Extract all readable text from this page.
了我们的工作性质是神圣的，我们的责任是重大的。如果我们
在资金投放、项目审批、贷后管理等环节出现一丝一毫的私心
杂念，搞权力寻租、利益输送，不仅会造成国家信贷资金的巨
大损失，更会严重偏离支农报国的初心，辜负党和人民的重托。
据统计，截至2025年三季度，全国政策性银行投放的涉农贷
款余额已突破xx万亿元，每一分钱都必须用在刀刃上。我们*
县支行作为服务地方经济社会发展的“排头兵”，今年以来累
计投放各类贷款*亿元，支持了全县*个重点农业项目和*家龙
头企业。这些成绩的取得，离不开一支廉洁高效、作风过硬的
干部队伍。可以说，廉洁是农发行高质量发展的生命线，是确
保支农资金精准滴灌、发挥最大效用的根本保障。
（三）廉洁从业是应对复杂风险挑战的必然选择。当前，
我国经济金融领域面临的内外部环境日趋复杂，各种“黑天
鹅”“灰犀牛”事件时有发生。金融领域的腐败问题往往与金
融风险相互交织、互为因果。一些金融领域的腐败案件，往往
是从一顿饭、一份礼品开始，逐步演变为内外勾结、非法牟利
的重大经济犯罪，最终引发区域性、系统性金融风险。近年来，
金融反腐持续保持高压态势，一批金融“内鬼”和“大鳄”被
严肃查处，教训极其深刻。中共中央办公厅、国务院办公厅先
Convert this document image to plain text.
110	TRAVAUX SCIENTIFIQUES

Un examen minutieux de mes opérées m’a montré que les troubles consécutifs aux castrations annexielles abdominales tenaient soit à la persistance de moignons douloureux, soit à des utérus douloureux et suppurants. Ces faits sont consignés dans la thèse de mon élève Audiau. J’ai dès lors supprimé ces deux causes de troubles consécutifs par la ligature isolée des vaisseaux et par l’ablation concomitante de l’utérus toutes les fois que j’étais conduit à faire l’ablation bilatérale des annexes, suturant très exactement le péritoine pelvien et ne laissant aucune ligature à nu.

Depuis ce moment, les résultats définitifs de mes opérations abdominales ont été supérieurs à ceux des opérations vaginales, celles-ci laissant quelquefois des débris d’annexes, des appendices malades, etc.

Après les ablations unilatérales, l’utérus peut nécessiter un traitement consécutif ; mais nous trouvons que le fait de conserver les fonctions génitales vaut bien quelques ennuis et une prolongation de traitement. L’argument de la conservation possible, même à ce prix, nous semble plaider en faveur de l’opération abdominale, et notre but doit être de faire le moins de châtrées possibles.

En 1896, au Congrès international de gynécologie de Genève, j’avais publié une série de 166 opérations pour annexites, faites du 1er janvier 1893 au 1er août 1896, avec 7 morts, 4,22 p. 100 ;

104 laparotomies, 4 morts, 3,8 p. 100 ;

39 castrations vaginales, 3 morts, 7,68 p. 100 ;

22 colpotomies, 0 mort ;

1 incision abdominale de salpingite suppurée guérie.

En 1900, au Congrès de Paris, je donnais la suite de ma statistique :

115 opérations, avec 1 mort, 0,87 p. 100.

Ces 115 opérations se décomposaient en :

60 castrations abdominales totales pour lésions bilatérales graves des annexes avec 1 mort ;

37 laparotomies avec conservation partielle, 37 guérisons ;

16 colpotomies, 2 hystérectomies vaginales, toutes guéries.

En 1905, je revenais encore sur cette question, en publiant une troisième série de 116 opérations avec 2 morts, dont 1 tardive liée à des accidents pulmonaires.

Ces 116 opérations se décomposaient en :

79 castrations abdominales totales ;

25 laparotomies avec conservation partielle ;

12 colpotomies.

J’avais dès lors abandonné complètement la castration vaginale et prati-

◆ ◆ ◆ ◆

**PROBLEM TO SOLVE**:
Each line above that includes "text" counts once; state the total and nothing more.

**FULL OUTPUT**:
2